読む文章
+===+

パウエル理事はニューヨークの外交問題評議会(CFR)での講演テキストで、「失業率では恐らく労働市場に残っているスラックについて実態よりも少なめの数値が示されている」と指摘。「労働参加率は引き続き異例の低水準にあり、潜在的な労働者が雇用機会や賃金のさらなる改善を期待して待機している可能性を示唆している」と語った。

引き締めまで長く待ち過ぎることでインフレ高進を招くリスクよりも、時期尚早の利上げによって経済に打撃を及ぼすリスクの方が大きいとの見解も表明。同時に、米金融当局は市場の安定を損ないかねない「泡立った」金融状態に加担することがないよう警戒すべきだと付け加えた。

同理事は「年内に最初の利上げを行うことを支持する経済状態が見込まれる」と述べた上で、「経済が予想に沿った道筋をたどり続ければ、しばらくの間、極めて緩やかなペースで金利を引き上げるのが適切となるだろう」と話した。

+===+

[レイアウト用データの項目]
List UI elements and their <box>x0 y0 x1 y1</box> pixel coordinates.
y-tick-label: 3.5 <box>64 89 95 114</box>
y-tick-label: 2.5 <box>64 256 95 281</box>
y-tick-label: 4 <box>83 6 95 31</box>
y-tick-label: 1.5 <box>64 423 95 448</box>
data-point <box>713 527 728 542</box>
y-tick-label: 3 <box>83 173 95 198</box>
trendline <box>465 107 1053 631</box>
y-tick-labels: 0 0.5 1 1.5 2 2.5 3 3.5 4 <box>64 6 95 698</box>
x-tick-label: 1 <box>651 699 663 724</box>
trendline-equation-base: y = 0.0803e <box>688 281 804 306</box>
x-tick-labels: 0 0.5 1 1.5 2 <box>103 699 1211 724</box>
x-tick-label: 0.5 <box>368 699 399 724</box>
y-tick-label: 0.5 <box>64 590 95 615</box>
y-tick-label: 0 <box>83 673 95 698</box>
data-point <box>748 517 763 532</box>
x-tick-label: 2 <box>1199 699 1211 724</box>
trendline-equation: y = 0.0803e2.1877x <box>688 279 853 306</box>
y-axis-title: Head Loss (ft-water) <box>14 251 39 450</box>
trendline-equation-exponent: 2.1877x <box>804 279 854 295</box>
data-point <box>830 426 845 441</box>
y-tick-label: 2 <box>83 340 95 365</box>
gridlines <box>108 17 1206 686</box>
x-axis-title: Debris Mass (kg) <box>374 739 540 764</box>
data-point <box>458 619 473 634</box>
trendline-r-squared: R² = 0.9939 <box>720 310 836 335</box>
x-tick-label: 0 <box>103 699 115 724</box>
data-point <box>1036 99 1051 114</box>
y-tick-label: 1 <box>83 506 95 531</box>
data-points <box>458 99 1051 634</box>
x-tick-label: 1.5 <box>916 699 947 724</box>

+===+

取り組む課題
**a)** パウエル理事の講演についての文章から、かぎかっこ「」でくくられた部分をすべて、出てくる順に書き出してください。
**b)** 次の(i)〜(iii)は、パウエル理事の講演についての文章の内容と合っていますか。それぞれ「はい」か「いいえ」で答え、決め手となる文章中の言葉をそのまま引用してください。
(i) 失業率は、労働市場に残るスラックを実態より多めに示していると理事は述べた。
(ii) 時期尚早の利上げで経済に打撃を及ぼすリスクの方が、インフレ高進を招くリスクより大きいと理事は考えている。
(iii) 理事は年内の利上げに反対の立場をとった。
**c)** パウエル理事の講演についての文章を最後の文から引き継いで、その先を書き進めてください。

課題ごとの答え
**a)**
1. 失業率では恐らく労働市場に残っているスラックについて実態よりも少なめの数値が示されている
2. 労働参加率は引き続き異例の低水準にあり、潜在的な労働者が雇用機会や賃金のさらなる改善を期待して待機している可能性を示唆している
3. 泡立った
4. 年内に最初の利上げを行うことを支持する経済状態が見込まれる
5. 経済が予想に沿った道筋をたどり続ければ、しばらくの間、極めて緩やかなペースで金利を引き上げるのが適切となるだろう

**b)**
(i) いいえ。「失業率では恐らく労働市場に残っているスラックについて実態よりも少なめの数値が示されている」
(ii) はい。「引き締めまで長く待ち過ぎることでインフレ高進を招くリスクよりも、時期尚早の利上げによって経済に打撃を及ぼすリスクの方が大きいとの見解も表明」
(iii) いいえ。「年内に最初の利上げを行うことを支持する経済状態が見込まれる」

**c)**
パウエル理事は、失業率低下で一段の前進が予想されると述べるとともに、原油安とドル高による一時的な影響が無くなった後は、インフレ率は米金融当局の目標である2%に回帰していくだろうと指摘。「3月は伸びが鈍化したものの、過去2年間にわたって雇用創出は極めて力強かった」とも語った。

このほか同理事は、深刻な金融危機が労働力や資本投資、生産性を中心とした経済の供給サイドに及ぼした影響を、エコノミストや政策当局者は過小評価しがちだとコメント。だが「多くのエコノミストは今や、危機前のトレンドと比較した国内総生産(GDP)の不足分の半分を大きく上回る部分について、単に需要不足というだけでなく、潜在生産力の減少を示すものだと推計している」と説明した。

原題:Fed’s Powell Says Labor Slack Supports Gradual Tightening (抜粋)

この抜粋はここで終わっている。